Input for this task:
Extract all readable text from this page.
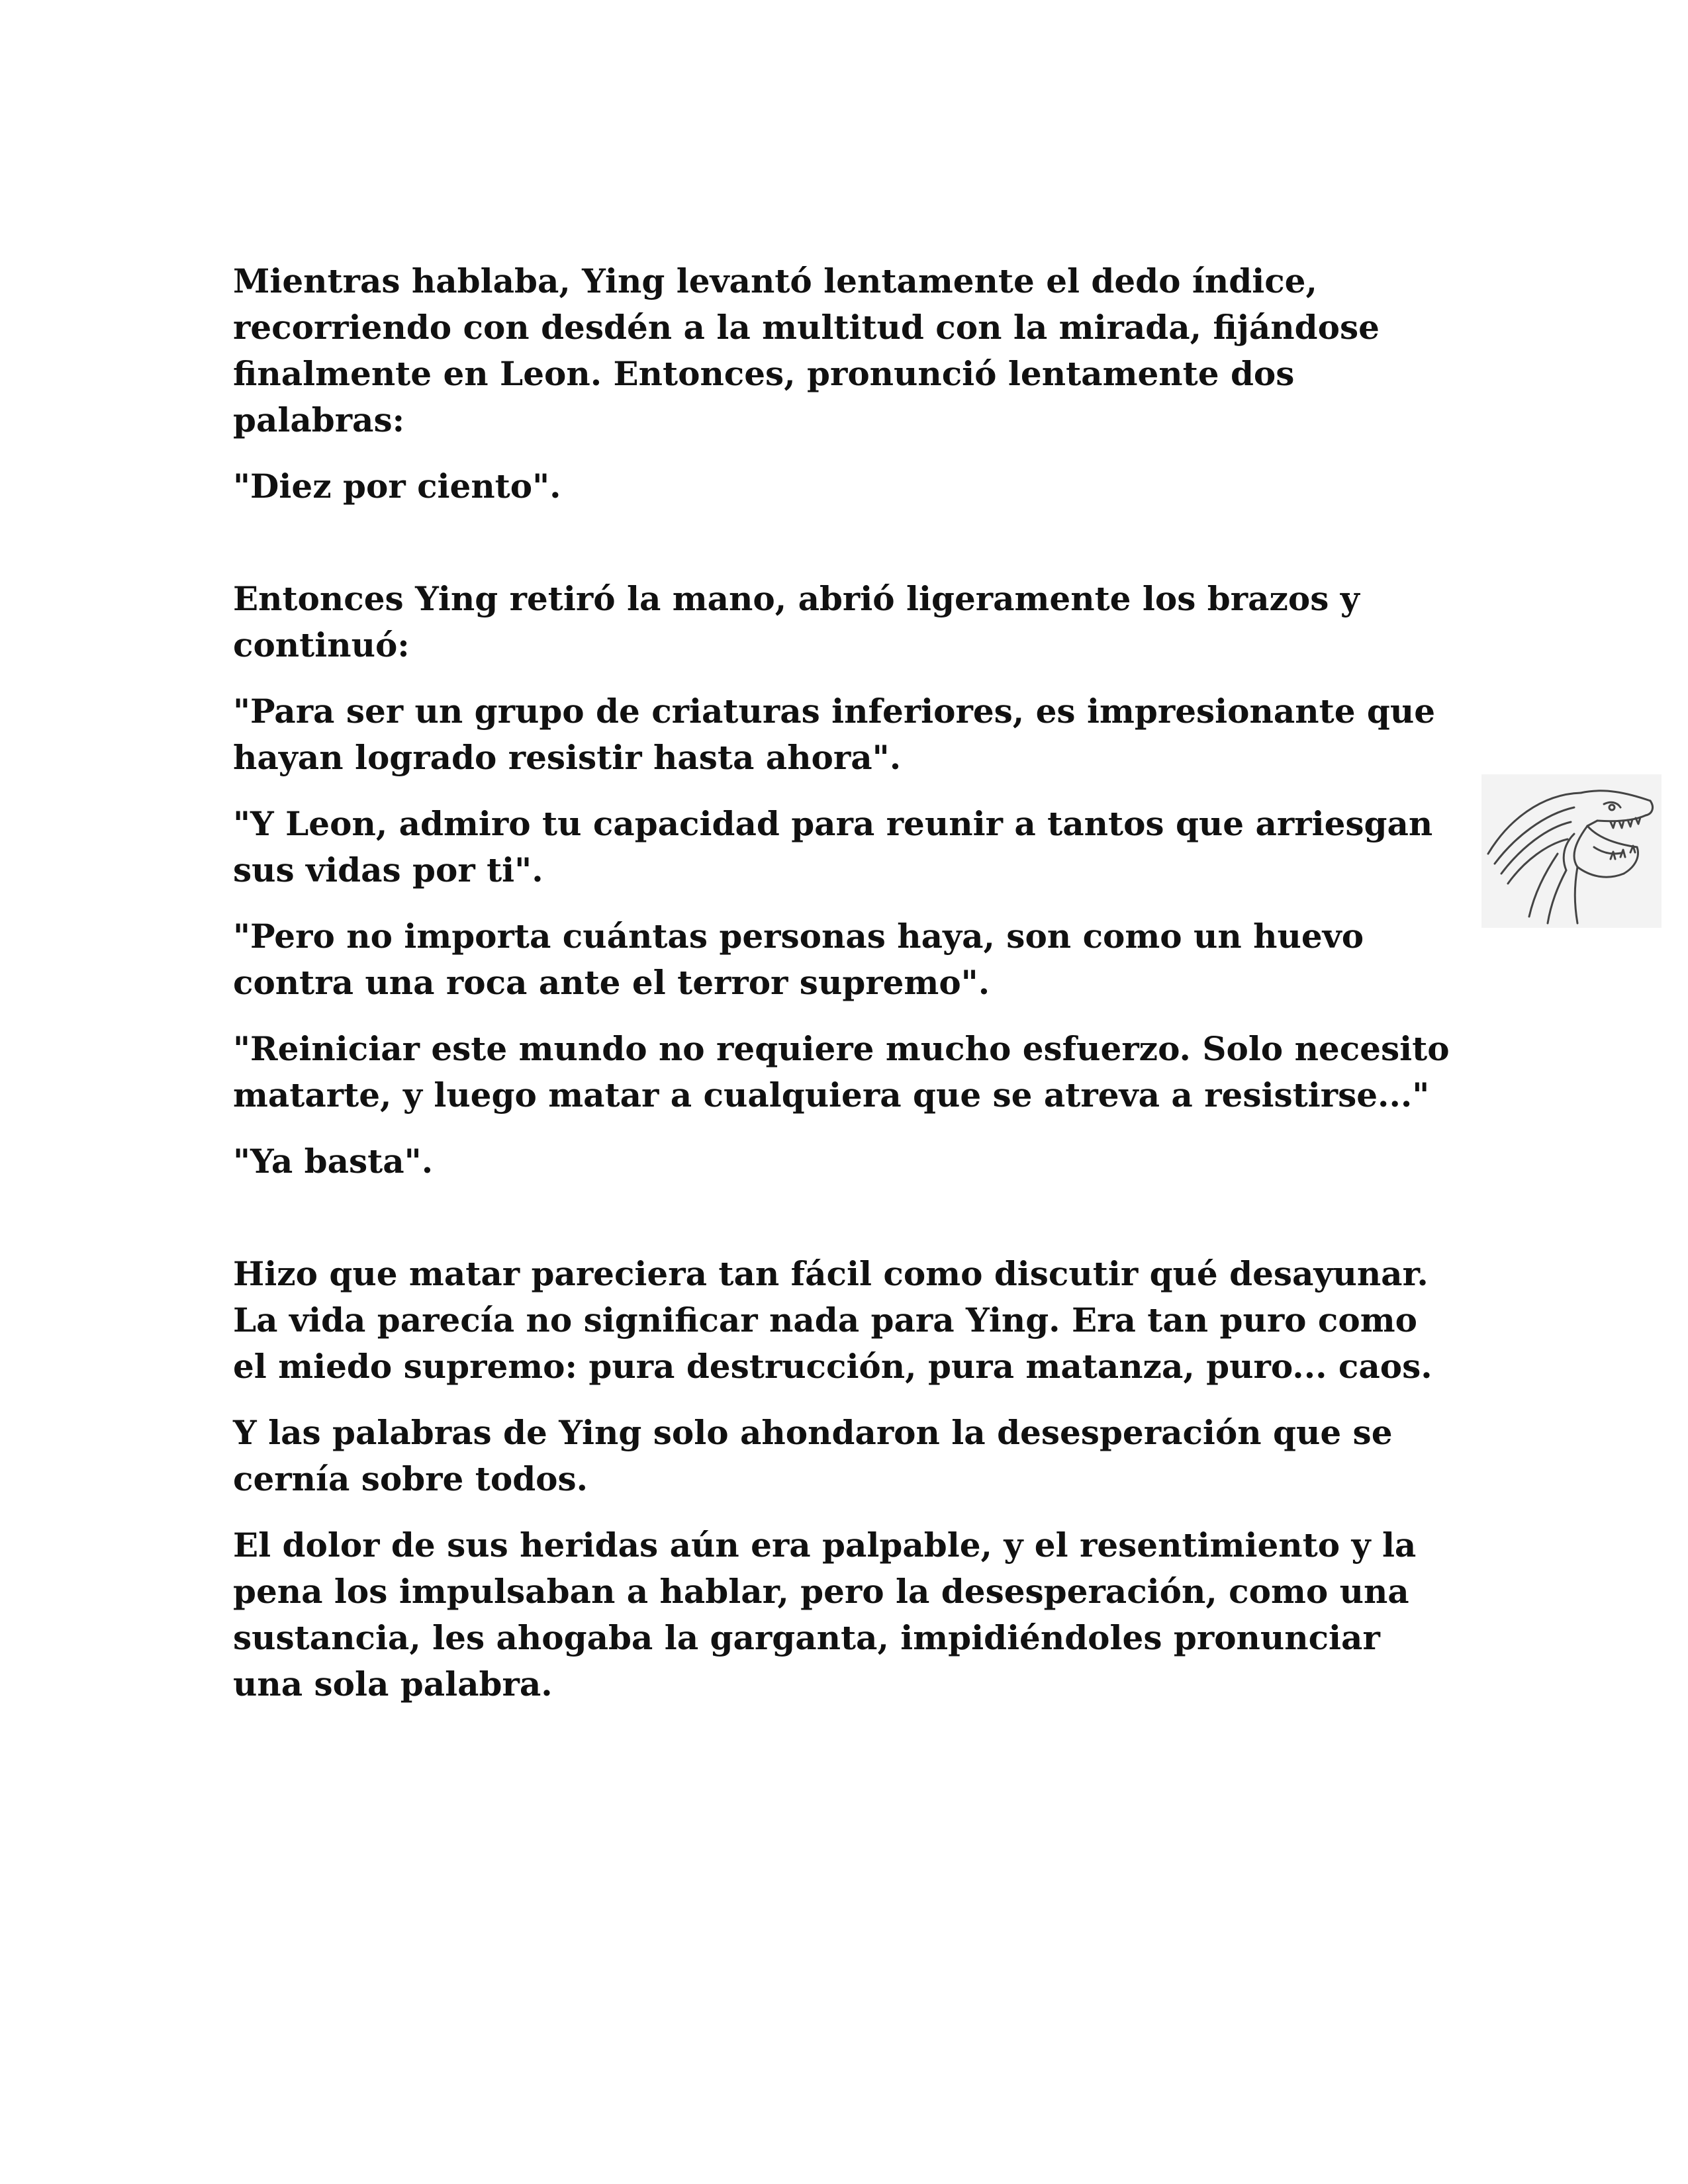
Mientras hablaba, Ying levantó lentamente el dedo índice, recorriendo con desdén a la multitud con la mirada, fijándose finalmente en Leon. Entonces, pronunció lentamente dos palabras:

"Diez por ciento".

Entonces Ying retiró la mano, abrió ligeramente los brazos y continuó:

"Para ser un grupo de criaturas inferiores, es impresionante que hayan logrado resistir hasta ahora".

"Y Leon, admiro tu capacidad para reunir a tantos que arriesgan sus vidas por ti".

"Pero no importa cuántas personas haya, son como un huevo contra una roca ante el terror supremo".

"Reiniciar este mundo no requiere mucho esfuerzo. Solo necesito matarte, y luego matar a cualquiera que se atreva a resistirse..."

"Ya basta".

Hizo que matar pareciera tan fácil como discutir qué desayunar. La vida parecía no significar nada para Ying. Era tan puro como el miedo supremo: pura destrucción, pura matanza, puro... caos.

Y las palabras de Ying solo ahondaron la desesperación que se cernía sobre todos.

El dolor de sus heridas aún era palpable, y el resentimiento y la pena los impulsaban a hablar, pero la desesperación, como una sustancia, les ahogaba la garganta, impidiéndoles pronunciar una sola palabra.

Challenge:
Without the pictures, copy the material exactly as given.

The reply:
Extract all readable text from this page.
Mientras hablaba, Ying levantó lentamente el dedo índice, recorriendo con desdén a la multitud con la mirada, fijándose finalmente en Leon. Entonces, pronunció lentamente dos palabras:

"Diez por ciento".

Entonces Ying retiró la mano, abrió ligeramente los brazos y continuó:

"Para ser un grupo de criaturas inferiores, es impresionante que hayan logrado resistir hasta ahora".

"Y Leon, admiro tu capacidad para reunir a tantos que arriesgan sus vidas por ti".

"Pero no importa cuántas personas haya, son como un huevo contra una roca ante el terror supremo".

"Reiniciar este mundo no requiere mucho esfuerzo. Solo necesito matarte, y luego matar a cualquiera que se atreva a resistirse..."

"Ya basta".

Hizo que matar pareciera tan fácil como discutir qué desayunar. La vida parecía no significar nada para Ying. Era tan puro como el miedo supremo: pura destrucción, pura matanza, puro... caos.

Y las palabras de Ying solo ahondaron la desesperación que se cernía sobre todos.

El dolor de sus heridas aún era palpable, y el resentimiento y la pena los impulsaban a hablar, pero la desesperación, como una sustancia, les ahogaba la garganta, impidiéndoles pronunciar una sola palabra.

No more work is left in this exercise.